YOUR TASK:
Review the material line by line. Identify and copy every line that contains the string "object".

Stored data

* * * * * * * * *

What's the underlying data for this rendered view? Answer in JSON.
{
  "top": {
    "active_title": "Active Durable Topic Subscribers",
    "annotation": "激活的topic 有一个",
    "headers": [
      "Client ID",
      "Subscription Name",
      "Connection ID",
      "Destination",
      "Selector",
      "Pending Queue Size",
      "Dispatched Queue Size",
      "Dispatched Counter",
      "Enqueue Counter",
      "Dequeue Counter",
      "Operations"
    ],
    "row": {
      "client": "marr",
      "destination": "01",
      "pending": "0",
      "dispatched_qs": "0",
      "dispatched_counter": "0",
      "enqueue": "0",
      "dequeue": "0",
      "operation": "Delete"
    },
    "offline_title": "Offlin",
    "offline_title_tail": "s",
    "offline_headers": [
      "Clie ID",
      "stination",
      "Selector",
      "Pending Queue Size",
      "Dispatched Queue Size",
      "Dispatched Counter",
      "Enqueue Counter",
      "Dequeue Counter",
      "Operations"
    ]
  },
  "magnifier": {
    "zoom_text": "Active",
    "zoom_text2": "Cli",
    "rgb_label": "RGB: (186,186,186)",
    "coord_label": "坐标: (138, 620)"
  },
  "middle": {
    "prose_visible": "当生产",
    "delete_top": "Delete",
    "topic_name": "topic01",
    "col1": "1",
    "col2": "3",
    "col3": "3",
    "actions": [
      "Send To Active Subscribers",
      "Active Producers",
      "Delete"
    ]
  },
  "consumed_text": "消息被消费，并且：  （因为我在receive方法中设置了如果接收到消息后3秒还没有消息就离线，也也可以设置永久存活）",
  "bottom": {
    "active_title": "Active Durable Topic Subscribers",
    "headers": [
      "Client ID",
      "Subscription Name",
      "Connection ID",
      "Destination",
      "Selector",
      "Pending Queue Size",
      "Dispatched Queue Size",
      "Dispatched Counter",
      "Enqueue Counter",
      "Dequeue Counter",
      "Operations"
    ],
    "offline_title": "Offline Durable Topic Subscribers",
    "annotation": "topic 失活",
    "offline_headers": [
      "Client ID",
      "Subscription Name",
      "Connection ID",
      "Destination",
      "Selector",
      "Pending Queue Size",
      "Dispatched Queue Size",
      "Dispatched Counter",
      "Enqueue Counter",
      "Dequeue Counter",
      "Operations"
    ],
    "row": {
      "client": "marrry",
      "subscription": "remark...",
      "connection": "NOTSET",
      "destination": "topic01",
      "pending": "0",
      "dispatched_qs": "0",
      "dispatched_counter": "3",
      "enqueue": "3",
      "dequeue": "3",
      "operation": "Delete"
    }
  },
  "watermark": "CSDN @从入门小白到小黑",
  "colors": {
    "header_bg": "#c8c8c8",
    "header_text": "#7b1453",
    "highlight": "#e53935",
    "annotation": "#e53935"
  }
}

* * * * * * * * *

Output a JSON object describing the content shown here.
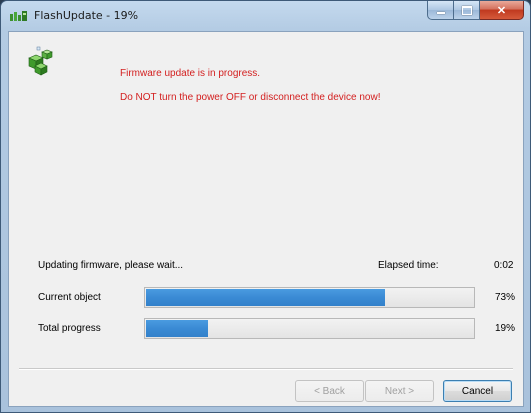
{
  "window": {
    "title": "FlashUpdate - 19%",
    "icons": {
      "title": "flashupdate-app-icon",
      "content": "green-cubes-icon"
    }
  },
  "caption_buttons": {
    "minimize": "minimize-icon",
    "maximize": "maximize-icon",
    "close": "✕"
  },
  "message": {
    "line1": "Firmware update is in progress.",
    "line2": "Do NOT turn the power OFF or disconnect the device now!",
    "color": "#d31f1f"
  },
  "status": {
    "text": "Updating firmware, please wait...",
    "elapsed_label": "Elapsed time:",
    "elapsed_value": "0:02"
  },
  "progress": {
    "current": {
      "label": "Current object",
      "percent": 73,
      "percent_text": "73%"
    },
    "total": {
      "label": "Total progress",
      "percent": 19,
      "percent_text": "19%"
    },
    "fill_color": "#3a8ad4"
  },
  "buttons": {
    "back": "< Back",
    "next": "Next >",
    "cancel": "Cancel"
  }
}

* * * * * * * * *

ANSWER TO THE EXERCISE:
Output a JSON object describing the content shown here.
      "label": "Current object",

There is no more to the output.